● Collection entries:
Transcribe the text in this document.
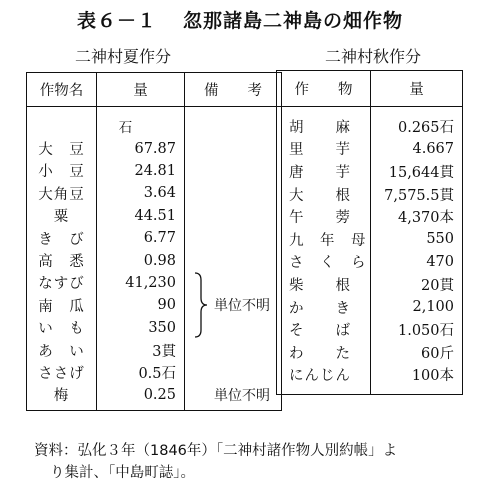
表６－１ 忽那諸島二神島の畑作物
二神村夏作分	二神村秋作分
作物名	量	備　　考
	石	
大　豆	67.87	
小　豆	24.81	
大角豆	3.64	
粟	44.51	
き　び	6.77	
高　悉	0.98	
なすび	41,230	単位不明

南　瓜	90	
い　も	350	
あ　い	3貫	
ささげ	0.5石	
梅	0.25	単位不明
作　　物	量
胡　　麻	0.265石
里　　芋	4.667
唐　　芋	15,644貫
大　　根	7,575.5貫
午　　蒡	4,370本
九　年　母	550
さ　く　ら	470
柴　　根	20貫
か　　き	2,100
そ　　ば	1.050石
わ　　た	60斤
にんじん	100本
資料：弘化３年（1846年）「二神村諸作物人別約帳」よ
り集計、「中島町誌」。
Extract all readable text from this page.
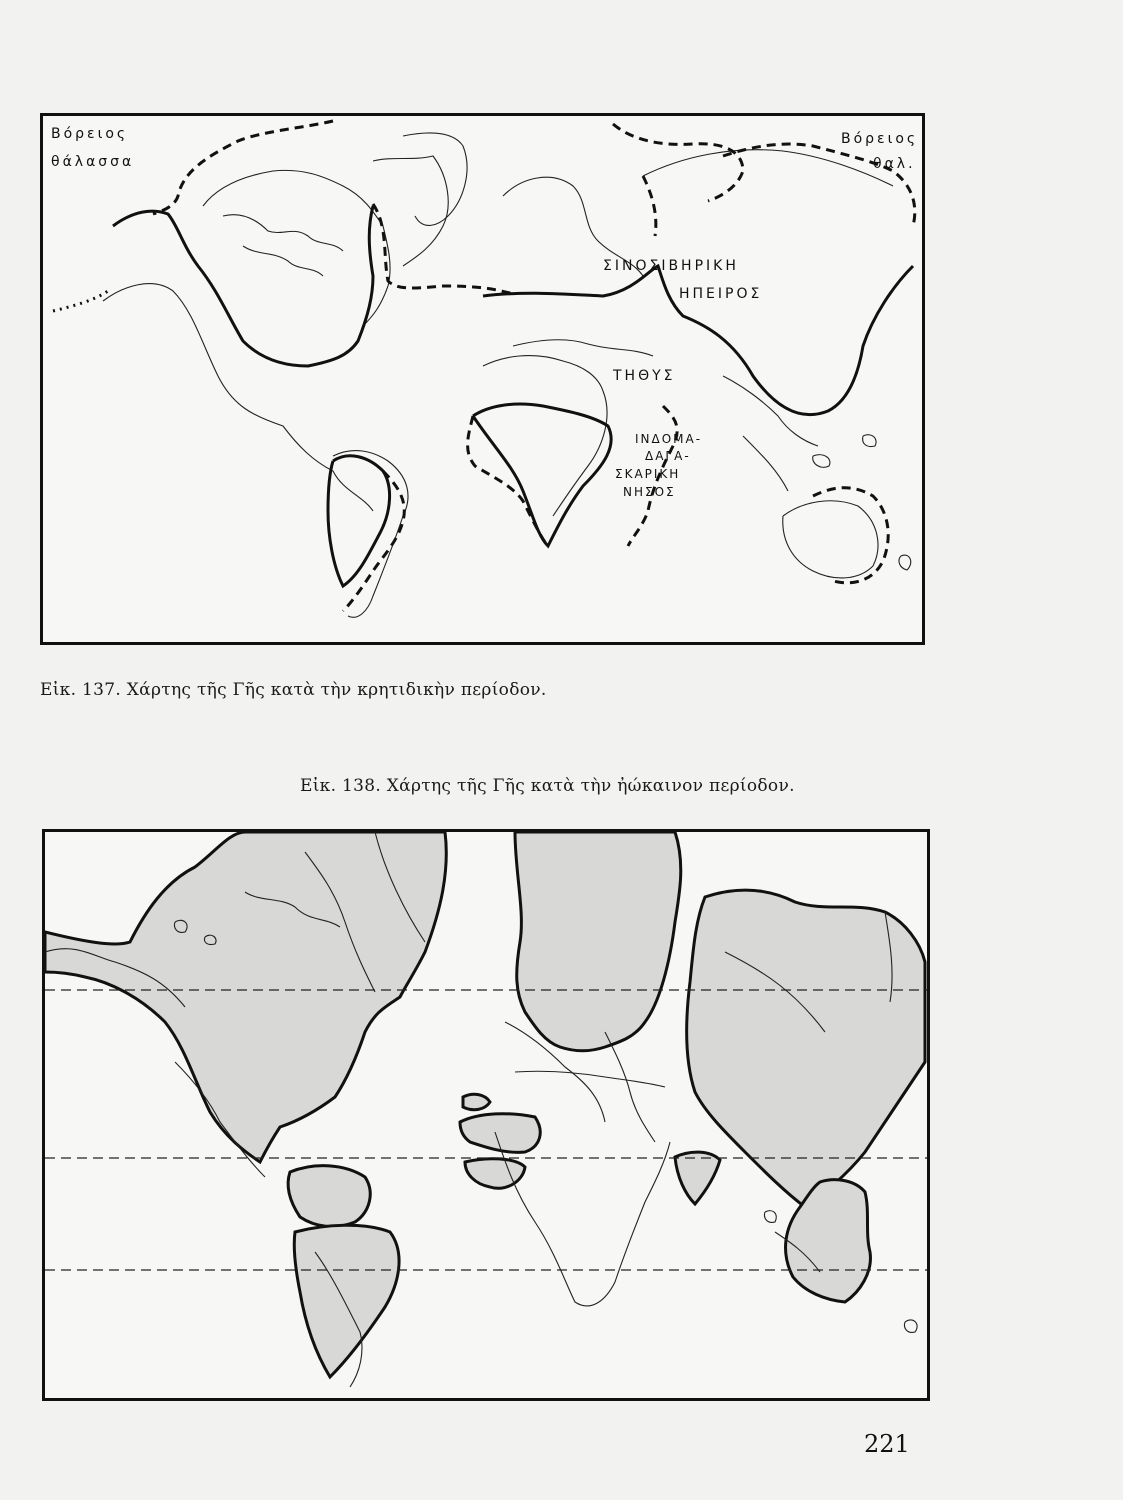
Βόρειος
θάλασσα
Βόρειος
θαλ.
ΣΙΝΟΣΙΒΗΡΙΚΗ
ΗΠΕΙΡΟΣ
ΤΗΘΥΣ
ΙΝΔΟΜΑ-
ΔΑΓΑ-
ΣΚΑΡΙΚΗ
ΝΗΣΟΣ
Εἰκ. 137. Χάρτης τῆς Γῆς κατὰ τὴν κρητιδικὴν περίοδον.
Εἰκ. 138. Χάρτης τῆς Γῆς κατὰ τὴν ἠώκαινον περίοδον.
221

● CHALLENGE:
Copy out all the data exactly; skip the pictures.

● TASK OUTPUT:
Transcribe the text in this document.
表６－１ 忽那諸島二神島の畑作物
二神村夏作分	二神村秋作分
作物名	量	備　　考
	石	
大　豆	67.87	
小　豆	24.81	
大角豆	3.64	
粟	44.51	
き　び	6.77	
高　悉	0.98	
なすび	41,230	単位不明

南　瓜	90	
い　も	350	
あ　い	3貫	
ささげ	0.5石	
梅	0.25	単位不明
作　　物	量
胡　　麻	0.265石
里　　芋	4.667
唐　　芋	15,644貫
大　　根	7,575.5貫
午　　蒡	4,370本
九　年　母	550
さ　く　ら	470
柴　　根	20貫
か　　き	2,100
そ　　ば	1.050石
わ　　た	60斤
にんじん	100本
資料：弘化３年（1846年）「二神村諸作物人別約帳」よ
り集計、「中島町誌」。
Extract all readable text from this page.
Βόρειος
θάλασσα
Βόρειος
θαλ.
ΣΙΝΟΣΙΒΗΡΙΚΗ
ΗΠΕΙΡΟΣ
ΤΗΘΥΣ
ΙΝΔΟΜΑ-
ΔΑΓΑ-
ΣΚΑΡΙΚΗ
ΝΗΣΟΣ
Εἰκ. 137. Χάρτης τῆς Γῆς κατὰ τὴν κρητιδικὴν περίοδον.
Εἰκ. 138. Χάρτης τῆς Γῆς κατὰ τὴν ἠώκαινον περίοδον.
221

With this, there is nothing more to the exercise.